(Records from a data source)
>> Start

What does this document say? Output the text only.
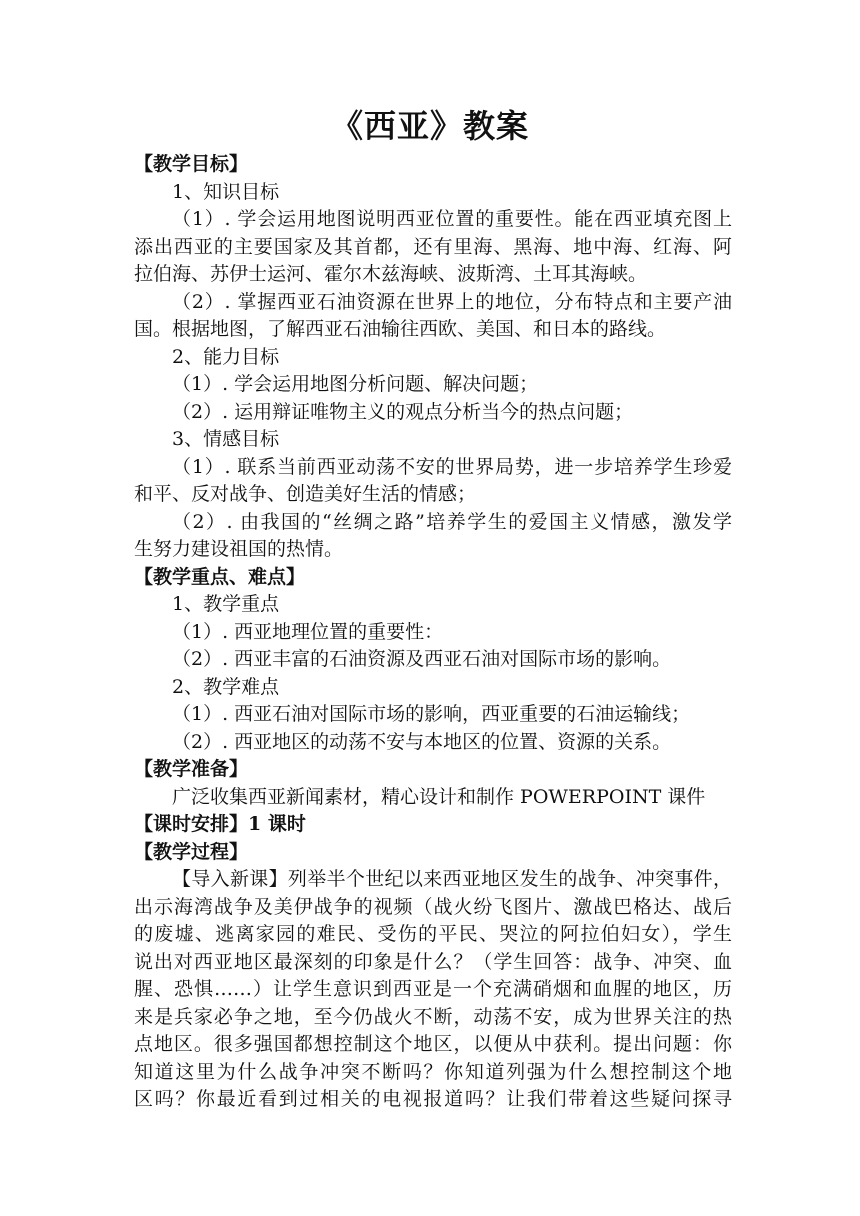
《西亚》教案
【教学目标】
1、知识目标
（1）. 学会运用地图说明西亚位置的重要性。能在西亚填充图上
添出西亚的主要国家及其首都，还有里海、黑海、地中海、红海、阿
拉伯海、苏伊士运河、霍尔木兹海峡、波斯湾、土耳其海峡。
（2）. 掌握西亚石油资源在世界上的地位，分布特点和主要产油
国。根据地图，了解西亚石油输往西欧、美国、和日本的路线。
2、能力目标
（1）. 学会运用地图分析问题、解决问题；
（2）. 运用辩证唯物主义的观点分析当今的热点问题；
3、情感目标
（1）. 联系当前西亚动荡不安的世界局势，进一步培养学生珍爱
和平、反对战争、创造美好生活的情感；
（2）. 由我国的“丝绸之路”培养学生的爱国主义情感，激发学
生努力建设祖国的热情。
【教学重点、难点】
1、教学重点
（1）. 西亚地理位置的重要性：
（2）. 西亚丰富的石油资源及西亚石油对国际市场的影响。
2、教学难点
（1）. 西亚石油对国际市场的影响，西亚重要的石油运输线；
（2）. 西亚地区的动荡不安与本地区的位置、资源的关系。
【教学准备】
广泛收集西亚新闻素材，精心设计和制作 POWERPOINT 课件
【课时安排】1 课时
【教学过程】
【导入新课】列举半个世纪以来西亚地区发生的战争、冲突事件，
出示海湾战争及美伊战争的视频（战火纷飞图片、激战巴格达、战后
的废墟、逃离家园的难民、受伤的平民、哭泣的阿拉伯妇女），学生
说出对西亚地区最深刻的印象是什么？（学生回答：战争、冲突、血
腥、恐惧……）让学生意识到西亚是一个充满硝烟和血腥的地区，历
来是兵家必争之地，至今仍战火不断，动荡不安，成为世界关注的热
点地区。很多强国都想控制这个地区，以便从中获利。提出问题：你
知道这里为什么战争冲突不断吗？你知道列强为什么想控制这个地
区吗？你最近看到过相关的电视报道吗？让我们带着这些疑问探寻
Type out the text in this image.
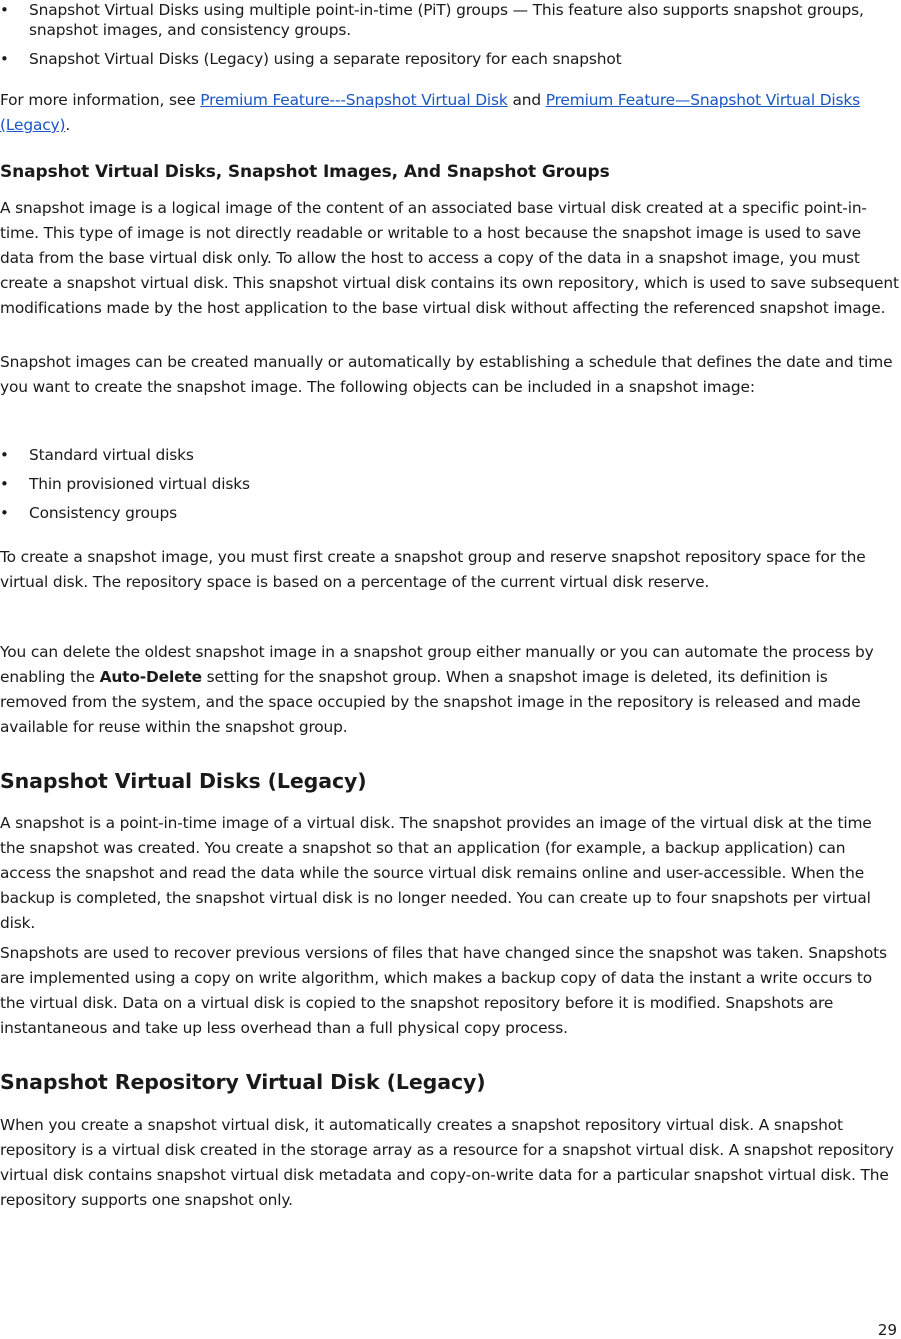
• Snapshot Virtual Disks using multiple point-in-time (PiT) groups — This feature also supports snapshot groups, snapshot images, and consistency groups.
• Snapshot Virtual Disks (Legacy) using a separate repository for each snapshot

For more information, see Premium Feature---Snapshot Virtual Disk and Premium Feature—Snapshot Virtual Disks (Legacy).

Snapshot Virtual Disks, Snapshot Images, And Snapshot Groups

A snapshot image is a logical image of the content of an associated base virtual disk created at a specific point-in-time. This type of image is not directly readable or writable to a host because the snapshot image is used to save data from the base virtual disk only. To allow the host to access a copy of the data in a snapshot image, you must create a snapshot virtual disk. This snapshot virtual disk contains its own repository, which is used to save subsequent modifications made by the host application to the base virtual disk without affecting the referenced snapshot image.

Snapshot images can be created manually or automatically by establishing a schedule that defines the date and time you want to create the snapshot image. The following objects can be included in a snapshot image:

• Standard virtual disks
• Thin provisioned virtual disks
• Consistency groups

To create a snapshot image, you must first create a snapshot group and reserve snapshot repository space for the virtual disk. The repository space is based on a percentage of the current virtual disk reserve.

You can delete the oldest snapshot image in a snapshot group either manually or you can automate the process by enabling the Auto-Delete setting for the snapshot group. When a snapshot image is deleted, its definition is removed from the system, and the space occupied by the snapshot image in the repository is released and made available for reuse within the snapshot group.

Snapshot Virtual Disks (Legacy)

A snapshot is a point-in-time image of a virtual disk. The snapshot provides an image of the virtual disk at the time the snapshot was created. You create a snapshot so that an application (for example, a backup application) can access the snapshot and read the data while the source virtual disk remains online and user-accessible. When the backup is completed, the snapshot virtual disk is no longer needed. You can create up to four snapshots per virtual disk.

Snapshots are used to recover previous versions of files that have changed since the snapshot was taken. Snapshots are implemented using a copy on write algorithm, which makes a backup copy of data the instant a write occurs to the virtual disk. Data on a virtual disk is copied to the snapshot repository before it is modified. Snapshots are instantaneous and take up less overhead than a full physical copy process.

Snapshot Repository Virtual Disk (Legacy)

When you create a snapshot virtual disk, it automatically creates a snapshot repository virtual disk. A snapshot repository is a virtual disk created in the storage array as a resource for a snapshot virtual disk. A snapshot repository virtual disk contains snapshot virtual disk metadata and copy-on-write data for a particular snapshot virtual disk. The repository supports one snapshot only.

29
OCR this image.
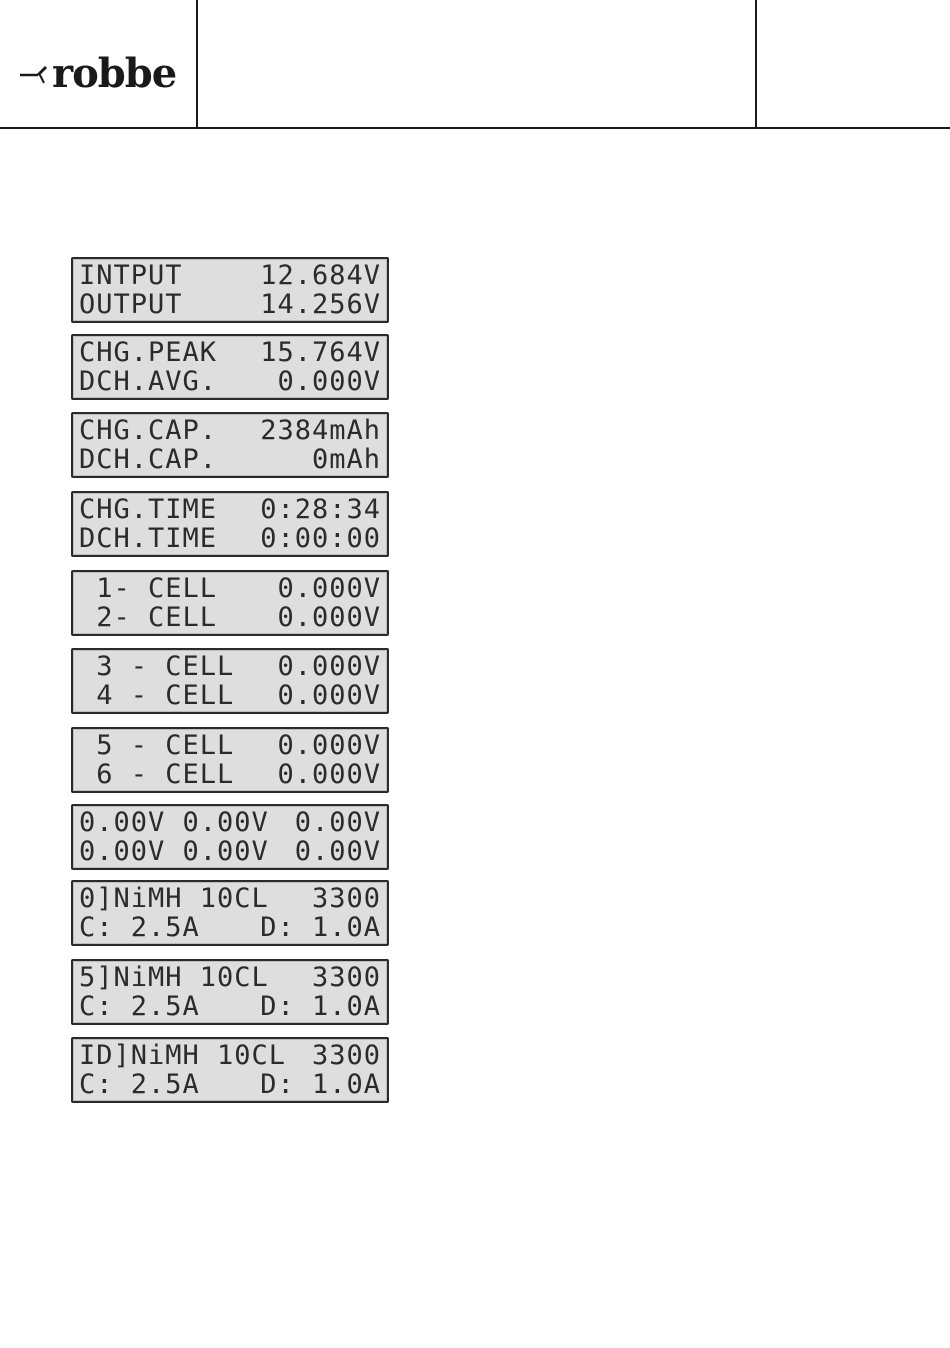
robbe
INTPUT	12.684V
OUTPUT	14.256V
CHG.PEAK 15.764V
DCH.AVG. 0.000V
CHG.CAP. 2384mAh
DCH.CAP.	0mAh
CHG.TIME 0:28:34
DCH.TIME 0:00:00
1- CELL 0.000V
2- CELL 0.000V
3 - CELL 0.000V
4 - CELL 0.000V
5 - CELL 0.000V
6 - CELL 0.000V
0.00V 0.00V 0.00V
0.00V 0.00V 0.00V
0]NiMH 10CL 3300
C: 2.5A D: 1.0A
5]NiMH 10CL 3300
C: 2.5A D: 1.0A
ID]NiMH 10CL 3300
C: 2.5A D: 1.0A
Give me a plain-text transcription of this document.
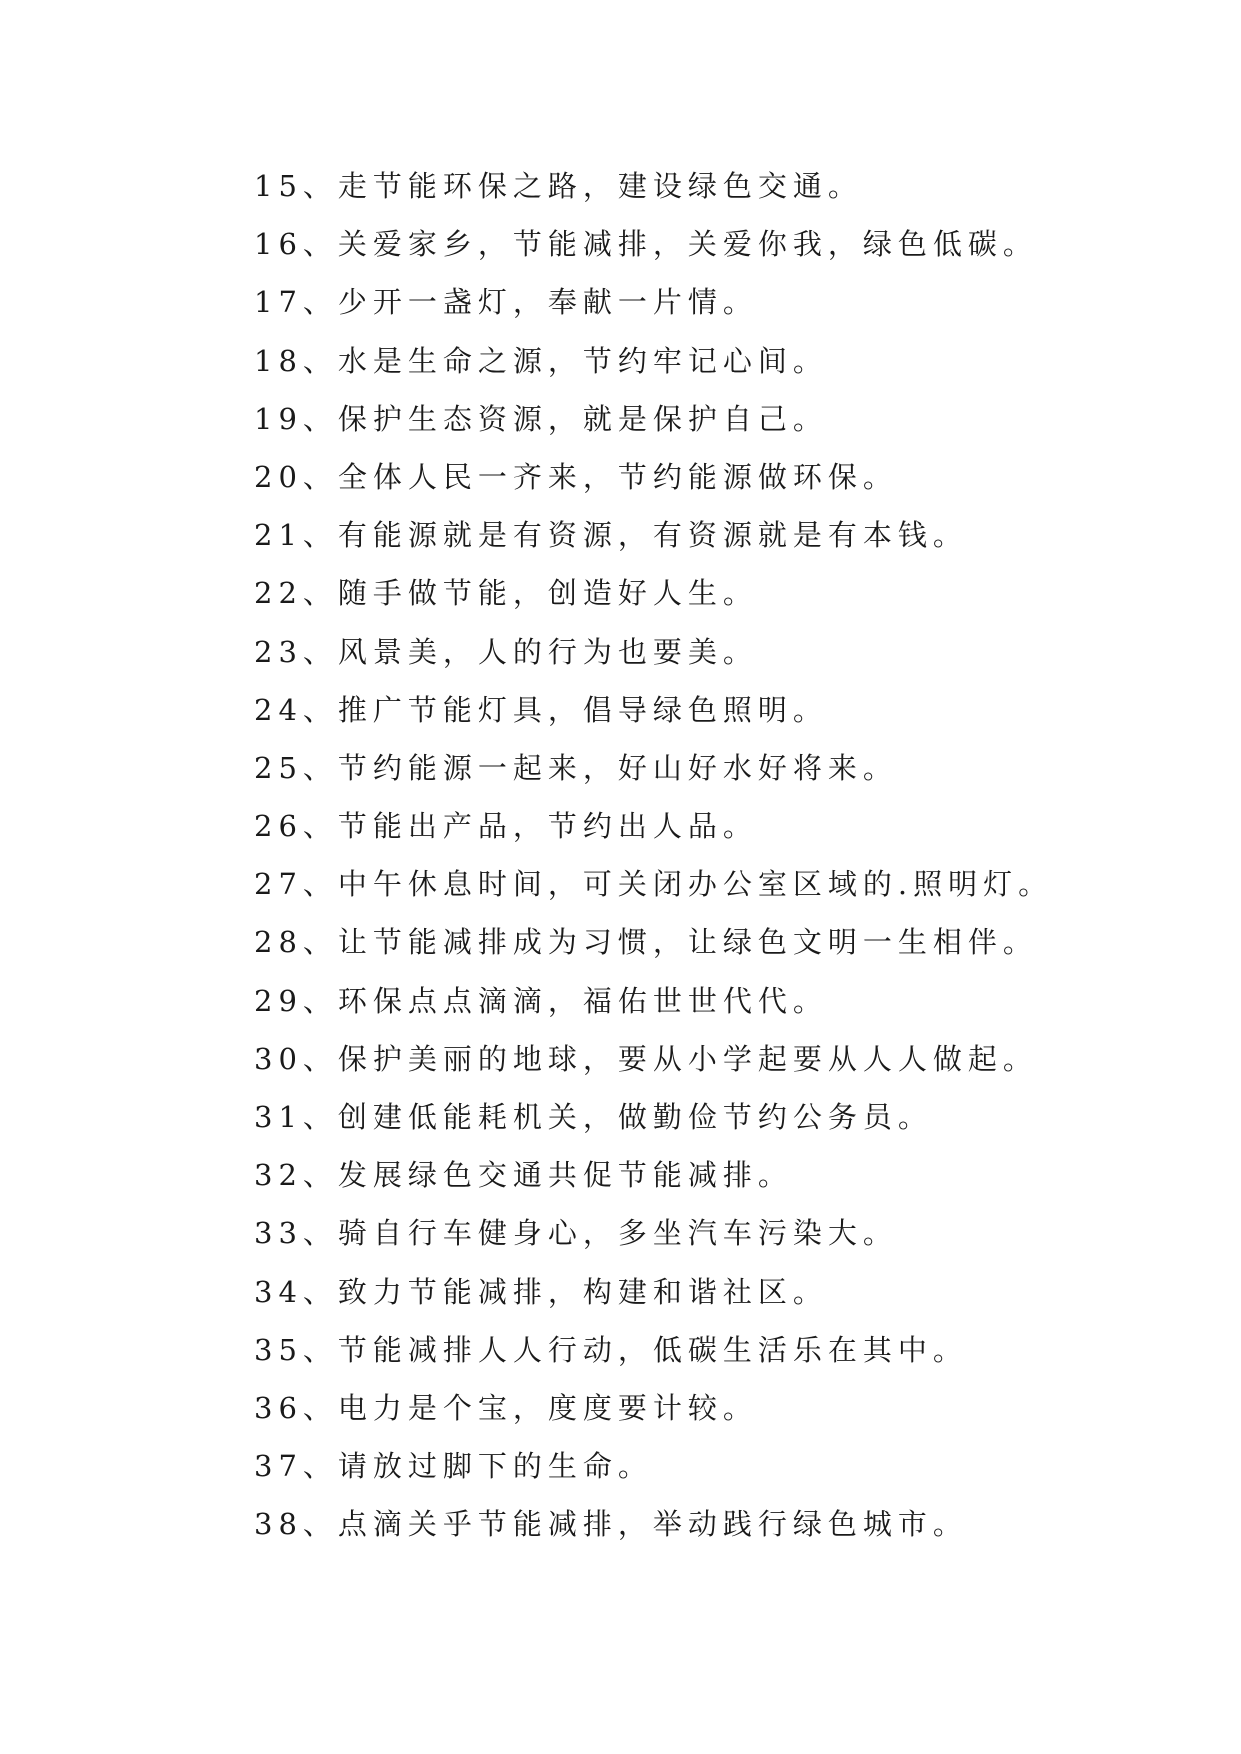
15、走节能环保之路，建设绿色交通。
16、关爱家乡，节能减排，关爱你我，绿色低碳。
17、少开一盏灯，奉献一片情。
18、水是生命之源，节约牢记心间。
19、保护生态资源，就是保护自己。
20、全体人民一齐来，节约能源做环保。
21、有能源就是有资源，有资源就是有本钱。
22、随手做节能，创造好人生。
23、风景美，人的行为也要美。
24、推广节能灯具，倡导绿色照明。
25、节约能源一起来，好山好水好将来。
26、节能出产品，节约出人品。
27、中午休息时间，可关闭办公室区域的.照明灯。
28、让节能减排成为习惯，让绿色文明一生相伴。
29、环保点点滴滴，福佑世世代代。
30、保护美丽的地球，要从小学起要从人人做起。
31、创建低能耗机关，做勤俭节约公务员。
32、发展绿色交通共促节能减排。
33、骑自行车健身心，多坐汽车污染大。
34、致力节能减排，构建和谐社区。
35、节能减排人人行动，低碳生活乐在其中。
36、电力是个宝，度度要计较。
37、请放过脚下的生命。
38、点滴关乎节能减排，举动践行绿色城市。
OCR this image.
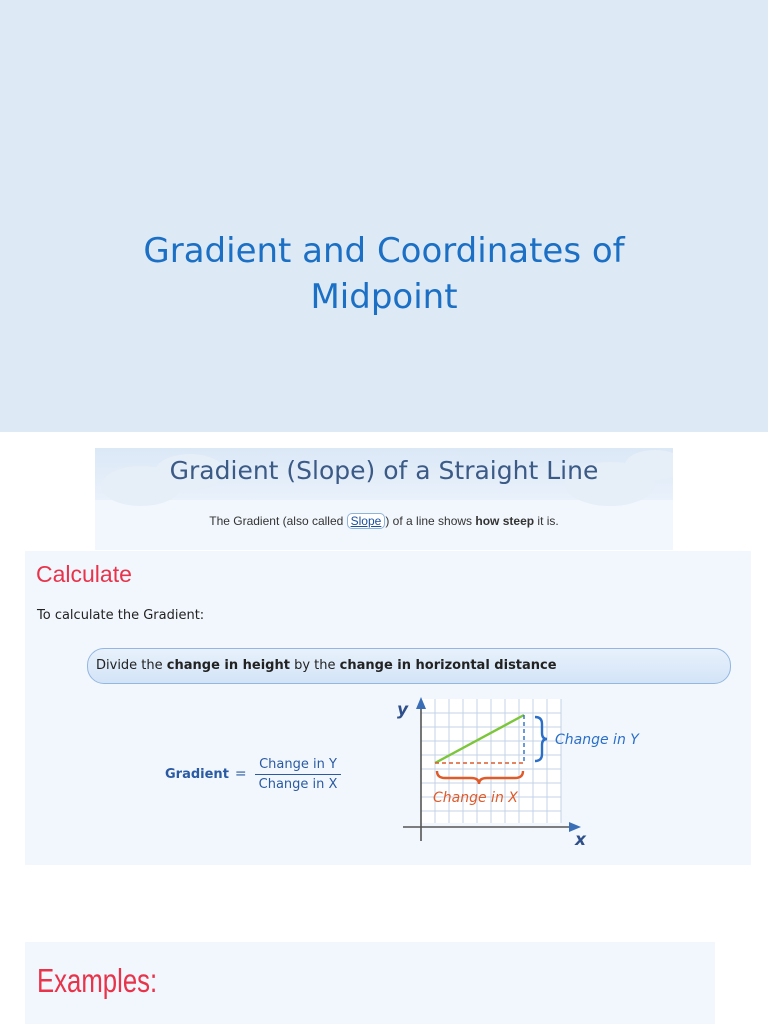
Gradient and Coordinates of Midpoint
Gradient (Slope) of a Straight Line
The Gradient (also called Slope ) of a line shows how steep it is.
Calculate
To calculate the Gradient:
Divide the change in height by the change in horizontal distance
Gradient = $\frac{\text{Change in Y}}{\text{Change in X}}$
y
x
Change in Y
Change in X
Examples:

>> End

- WRITTEN INSTRUCTION
List the lines of the entries that include "made".

- CORRECT RESPONSE
A snapshot image is a logical image of the content of an associated base virtual disk created at a specific point-in-time. This type of image is not directly readable or writable to a host because the snapshot image is used to save data from the base virtual disk only. To allow the host to access a copy of the data in a snapshot image, you must create a snapshot virtual disk. This snapshot virtual disk contains its own repository, which is used to save subsequent modifications made by the host application to the base virtual disk without affecting the referenced snapshot image.
You can delete the oldest snapshot image in a snapshot group either manually or you can automate the process by enabling the Auto-Delete setting for the snapshot group. When a snapshot image is deleted, its definition is removed from the system, and the space occupied by the snapshot image in the repository is released and made available for reuse within the snapshot group.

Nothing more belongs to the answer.